-- Data extract start --

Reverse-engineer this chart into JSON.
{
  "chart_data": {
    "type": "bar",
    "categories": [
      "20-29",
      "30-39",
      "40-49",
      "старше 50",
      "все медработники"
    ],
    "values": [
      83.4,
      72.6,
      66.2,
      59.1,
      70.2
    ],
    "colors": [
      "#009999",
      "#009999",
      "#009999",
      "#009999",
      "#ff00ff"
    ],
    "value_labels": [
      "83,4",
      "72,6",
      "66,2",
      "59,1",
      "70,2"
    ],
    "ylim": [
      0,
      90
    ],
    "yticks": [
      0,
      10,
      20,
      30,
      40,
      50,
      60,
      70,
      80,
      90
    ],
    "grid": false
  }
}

-- Data extract end --

Instruction: Every line of the records above needs to be given again exactly.

Answer for the task:
Reverse-engineer this chart into JSON.
{
  "chart_data": {
    "type": "bar",
    "categories": [
      "20-29",
      "30-39",
      "40-49",
      "старше 50",
      "все медработники"
    ],
    "values": [
      83.4,
      72.6,
      66.2,
      59.1,
      70.2
    ],
    "colors": [
      "#009999",
      "#009999",
      "#009999",
      "#009999",
      "#ff00ff"
    ],
    "value_labels": [
      "83,4",
      "72,6",
      "66,2",
      "59,1",
      "70,2"
    ],
    "ylim": [
      0,
      90
    ],
    "yticks": [
      0,
      10,
      20,
      30,
      40,
      50,
      60,
      70,
      80,
      90
    ],
    "grid": false
  }
}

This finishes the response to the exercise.